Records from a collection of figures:
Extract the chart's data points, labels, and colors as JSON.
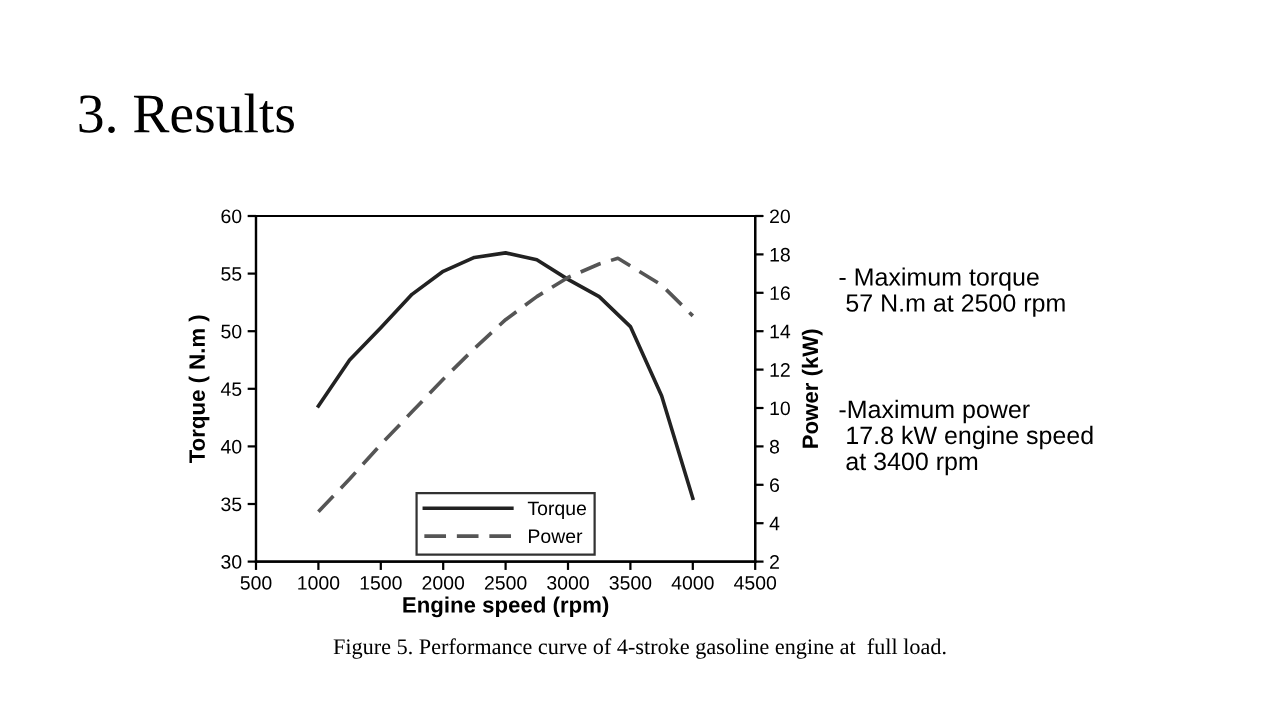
{
  "chart_data": {
    "type": "line",
    "title": "3. Results",
    "xlabel": "Engine speed (rpm)",
    "ylabel": "Torque ( N.m )",
    "y2label": "Power (kW)",
    "series": [
      {
        "name": "Torque",
        "color": "#222222",
        "line_style": "solid",
        "x": [
          1000,
          1250,
          1500,
          1750,
          2000,
          2250,
          2500,
          2750,
          3000,
          3250,
          3500,
          3750,
          4000
        ],
        "values": [
          43.5,
          47.5,
          50.3,
          53.2,
          55.2,
          56.4,
          56.8,
          56.2,
          54.5,
          53,
          50.4,
          44.4,
          35.5
        ]
      },
      {
        "name": "Power",
        "color": "#555555",
        "line_style": "dashed",
        "axis": "y2",
        "x": [
          1000,
          1250,
          1500,
          1750,
          2000,
          2250,
          2500,
          2750,
          3000,
          3250,
          3400,
          3750,
          4000
        ],
        "values": [
          4.6,
          6.3,
          8.1,
          9.8,
          11.5,
          13.1,
          14.6,
          15.8,
          16.8,
          17.5,
          17.8,
          16.4,
          14.8
        ]
      }
    ],
    "xlim": [
      500,
      4500
    ],
    "xticks": [
      500,
      1000,
      1500,
      2000,
      2500,
      3000,
      3500,
      4000,
      4500
    ],
    "ylim": [
      30,
      60
    ],
    "yticks": [
      30,
      35,
      40,
      45,
      50,
      55,
      60
    ],
    "y2lim": [
      2,
      20
    ],
    "y2ticks": [
      2,
      4,
      6,
      8,
      10,
      12,
      14,
      16,
      18,
      20
    ],
    "legend": "bottom",
    "grid": false,
    "marker": "none",
    "annotations": [
      "- Maximum torque\n 57 N.m at 2500 rpm",
      "-Maximum power\n 17.8 kW engine speed\n at 3400 rpm",
      "Figure 5. Performance curve of 4-stroke gasoline engine at  full load."
    ]
  }
}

THE PROBLEM:
Give the data again exactly as written, with all pictures left out.

CORRECT ANSWER:
Extract the chart's data points, labels, and colors as JSON.
{
  "chart_data": {
    "type": "line",
    "title": "3. Results",
    "xlabel": "Engine speed (rpm)",
    "ylabel": "Torque ( N.m )",
    "y2label": "Power (kW)",
    "series": [
      {
        "name": "Torque",
        "color": "#222222",
        "line_style": "solid",
        "x": [
          1000,
          1250,
          1500,
          1750,
          2000,
          2250,
          2500,
          2750,
          3000,
          3250,
          3500,
          3750,
          4000
        ],
        "values": [
          43.5,
          47.5,
          50.3,
          53.2,
          55.2,
          56.4,
          56.8,
          56.2,
          54.5,
          53,
          50.4,
          44.4,
          35.5
        ]
      },
      {
        "name": "Power",
        "color": "#555555",
        "line_style": "dashed",
        "axis": "y2",
        "x": [
          1000,
          1250,
          1500,
          1750,
          2000,
          2250,
          2500,
          2750,
          3000,
          3250,
          3400,
          3750,
          4000
        ],
        "values": [
          4.6,
          6.3,
          8.1,
          9.8,
          11.5,
          13.1,
          14.6,
          15.8,
          16.8,
          17.5,
          17.8,
          16.4,
          14.8
        ]
      }
    ],
    "xlim": [
      500,
      4500
    ],
    "xticks": [
      500,
      1000,
      1500,
      2000,
      2500,
      3000,
      3500,
      4000,
      4500
    ],
    "ylim": [
      30,
      60
    ],
    "yticks": [
      30,
      35,
      40,
      45,
      50,
      55,
      60
    ],
    "y2lim": [
      2,
      20
    ],
    "y2ticks": [
      2,
      4,
      6,
      8,
      10,
      12,
      14,
      16,
      18,
      20
    ],
    "legend": "bottom",
    "grid": false,
    "marker": "none",
    "annotations": [
      "- Maximum torque\n 57 N.m at 2500 rpm",
      "-Maximum power\n 17.8 kW engine speed\n at 3400 rpm",
      "Figure 5. Performance curve of 4-stroke gasoline engine at  full load."
    ]
  }
}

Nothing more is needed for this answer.